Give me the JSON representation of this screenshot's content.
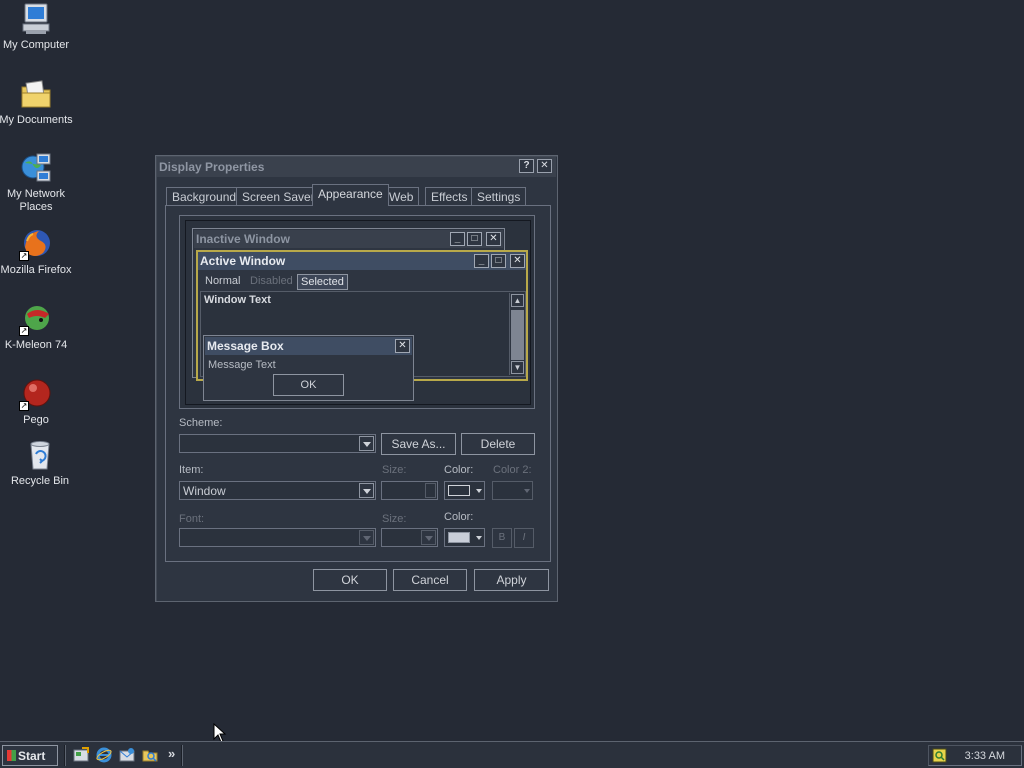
{
  "desktop": {
    "icons": [
      {
        "label_1": "My Computer",
        "icon": "computer-icon"
      },
      {
        "label_1": "My Documents",
        "icon": "folder-documents-icon"
      },
      {
        "label_1": "My Network",
        "label_2": "Places",
        "icon": "network-icon"
      },
      {
        "label_1": "Mozilla Firefox",
        "icon": "firefox-icon"
      },
      {
        "label_1": "K-Meleon 74",
        "icon": "kmeleon-icon"
      },
      {
        "label_1": "Pego",
        "icon": "pego-icon"
      },
      {
        "label_1": "Recycle Bin",
        "icon": "recycle-bin-icon"
      }
    ]
  },
  "dialog": {
    "title": "Display Properties",
    "help_glyph": "?",
    "close_glyph": "✕",
    "tabs": [
      "Background",
      "Screen Saver",
      "Appearance",
      "Web",
      "Effects",
      "Settings"
    ],
    "active_tab": "Appearance",
    "preview": {
      "inactive_title": "Inactive Window",
      "active_title": "Active Window",
      "menu_normal": "Normal",
      "menu_disabled": "Disabled",
      "menu_selected": "Selected",
      "window_text": "Window Text",
      "msgbox_title": "Message Box",
      "msgbox_text": "Message Text",
      "msgbox_ok": "OK"
    },
    "scheme_label": "Scheme:",
    "scheme_value": "",
    "save_as_label": "Save As...",
    "delete_label": "Delete",
    "item_label": "Item:",
    "item_value": "Window",
    "size_label": "Size:",
    "color_label": "Color:",
    "color2_label": "Color 2:",
    "font_label": "Font:",
    "font_size_label": "Size:",
    "font_color_label": "Color:",
    "bold_label": "B",
    "italic_label": "I",
    "ok_label": "OK",
    "cancel_label": "Cancel",
    "apply_label": "Apply"
  },
  "taskbar": {
    "start_label": "Start",
    "chevron": "»",
    "clock": "3:33 AM"
  },
  "colors": {
    "desktop": "#252a35",
    "active_title_bg": "#3f4d63",
    "selected_menu_bg": "#3d4657",
    "highlight_border": "#b8a94a"
  }
}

******

■ **Problem description**:
Give nothing but the count of lines in the listing above that hold the string "Message".

■ **Response**:
2